> _Problem to solve_: Return the material exactly as supplied, apart from the pictures, which are omitted.
——————
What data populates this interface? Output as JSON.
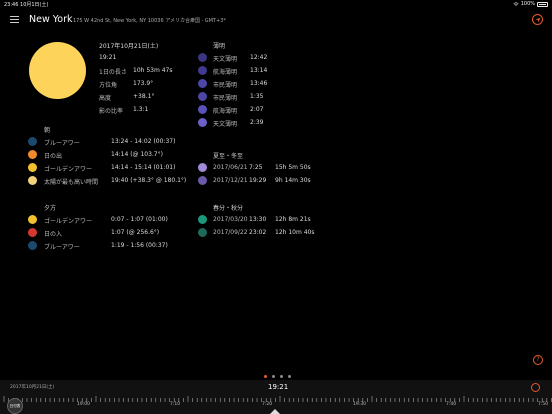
{
  "status": {
    "time": "23:46",
    "date": "10月1日(土)",
    "battery": "100%"
  },
  "header": {
    "city": "New York",
    "address": "175 W 42nd St, New York, NY 10036 アメリカ合衆国 · GMT+3*"
  },
  "sun_info": {
    "date": "2017年10月21日(土)",
    "time": "19:21",
    "rows": [
      {
        "label": "1日の長さ",
        "value": "10h 53m 47s"
      },
      {
        "label": "方位角",
        "value": "173.9°"
      },
      {
        "label": "高度",
        "value": "+38.1°"
      },
      {
        "label": "影の比率",
        "value": "1.3:1"
      }
    ]
  },
  "twilight": {
    "title": "薄明",
    "rows": [
      {
        "label": "天文薄明",
        "value": "12:42",
        "color": "#3a3580"
      },
      {
        "label": "航海薄明",
        "value": "13:14",
        "color": "#403a90"
      },
      {
        "label": "市民薄明",
        "value": "13:46",
        "color": "#4c46a6"
      },
      {
        "label": "市民薄明",
        "value": "1:35",
        "color": "#4c46a6"
      },
      {
        "label": "航海薄明",
        "value": "2:07",
        "color": "#5a52b8"
      },
      {
        "label": "天文薄明",
        "value": "2:39",
        "color": "#6a60c8"
      }
    ]
  },
  "morning": {
    "title": "朝",
    "rows": [
      {
        "label": "ブルーアワー",
        "value": "13:24 - 14:02 (00:37)",
        "color": "#1b4a6e"
      },
      {
        "label": "日の出",
        "value": "14:14 (@ 103.7°)",
        "color": "#f28b2c"
      },
      {
        "label": "ゴールデンアワー",
        "value": "14:14 - 15:14 (01:01)",
        "color": "#f3c02f"
      },
      {
        "label": "太陽が最も高い時間",
        "value": "19:40 (+38.3° @ 180.1°)",
        "color": "#f0d27a"
      }
    ]
  },
  "solstice": {
    "title": "夏至・冬至",
    "rows": [
      {
        "date": "2017/06/21",
        "time": "7:25",
        "duration": "15h 5m 50s",
        "color": "#a18ad8"
      },
      {
        "date": "2017/12/21",
        "time": "19:29",
        "duration": "9h 14m 30s",
        "color": "#6c58a8"
      }
    ]
  },
  "evening": {
    "title": "夕方",
    "rows": [
      {
        "label": "ゴールデンアワー",
        "value": "0:07 - 1:07 (01:00)",
        "color": "#f3c02f"
      },
      {
        "label": "日の入",
        "value": "1:07 (@ 256.6°)",
        "color": "#d4372f"
      },
      {
        "label": "ブルーアワー",
        "value": "1:19 - 1:56 (00:37)",
        "color": "#1b4a6e"
      }
    ]
  },
  "equinox": {
    "title": "春分・秋分",
    "rows": [
      {
        "date": "2017/03/20",
        "time": "13:30",
        "duration": "12h 8m 21s",
        "color": "#1a9a7a"
      },
      {
        "date": "2017/09/22",
        "time": "23:02",
        "duration": "12h 10m 40s",
        "color": "#1e6a5a"
      }
    ]
  },
  "timeline": {
    "date": "2017年10月21日(土)",
    "now": "19:21",
    "badge": "日付表示",
    "ticks": [
      "19:00",
      "7:10",
      "7:20",
      "19:30",
      "7:40",
      "7:50"
    ]
  }
}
——————
> _Correct result_:
What data populates this interface? Output as JSON.
{
  "status": {
    "time": "23:46",
    "date": "10月1日(土)",
    "battery": "100%"
  },
  "header": {
    "city": "New York",
    "address": "175 W 42nd St, New York, NY 10036 アメリカ合衆国 · GMT+3*"
  },
  "sun_info": {
    "date": "2017年10月21日(土)",
    "time": "19:21",
    "rows": [
      {
        "label": "1日の長さ",
        "value": "10h 53m 47s"
      },
      {
        "label": "方位角",
        "value": "173.9°"
      },
      {
        "label": "高度",
        "value": "+38.1°"
      },
      {
        "label": "影の比率",
        "value": "1.3:1"
      }
    ]
  },
  "twilight": {
    "title": "薄明",
    "rows": [
      {
        "label": "天文薄明",
        "value": "12:42",
        "color": "#3a3580"
      },
      {
        "label": "航海薄明",
        "value": "13:14",
        "color": "#403a90"
      },
      {
        "label": "市民薄明",
        "value": "13:46",
        "color": "#4c46a6"
      },
      {
        "label": "市民薄明",
        "value": "1:35",
        "color": "#4c46a6"
      },
      {
        "label": "航海薄明",
        "value": "2:07",
        "color": "#5a52b8"
      },
      {
        "label": "天文薄明",
        "value": "2:39",
        "color": "#6a60c8"
      }
    ]
  },
  "morning": {
    "title": "朝",
    "rows": [
      {
        "label": "ブルーアワー",
        "value": "13:24 - 14:02 (00:37)",
        "color": "#1b4a6e"
      },
      {
        "label": "日の出",
        "value": "14:14 (@ 103.7°)",
        "color": "#f28b2c"
      },
      {
        "label": "ゴールデンアワー",
        "value": "14:14 - 15:14 (01:01)",
        "color": "#f3c02f"
      },
      {
        "label": "太陽が最も高い時間",
        "value": "19:40 (+38.3° @ 180.1°)",
        "color": "#f0d27a"
      }
    ]
  },
  "solstice": {
    "title": "夏至・冬至",
    "rows": [
      {
        "date": "2017/06/21",
        "time": "7:25",
        "duration": "15h 5m 50s",
        "color": "#a18ad8"
      },
      {
        "date": "2017/12/21",
        "time": "19:29",
        "duration": "9h 14m 30s",
        "color": "#6c58a8"
      }
    ]
  },
  "evening": {
    "title": "夕方",
    "rows": [
      {
        "label": "ゴールデンアワー",
        "value": "0:07 - 1:07 (01:00)",
        "color": "#f3c02f"
      },
      {
        "label": "日の入",
        "value": "1:07 (@ 256.6°)",
        "color": "#d4372f"
      },
      {
        "label": "ブルーアワー",
        "value": "1:19 - 1:56 (00:37)",
        "color": "#1b4a6e"
      }
    ]
  },
  "equinox": {
    "title": "春分・秋分",
    "rows": [
      {
        "date": "2017/03/20",
        "time": "13:30",
        "duration": "12h 8m 21s",
        "color": "#1a9a7a"
      },
      {
        "date": "2017/09/22",
        "time": "23:02",
        "duration": "12h 10m 40s",
        "color": "#1e6a5a"
      }
    ]
  },
  "timeline": {
    "date": "2017年10月21日(土)",
    "now": "19:21",
    "badge": "日付表示",
    "ticks": [
      "19:00",
      "7:10",
      "7:20",
      "19:30",
      "7:40",
      "7:50"
    ]
  }
}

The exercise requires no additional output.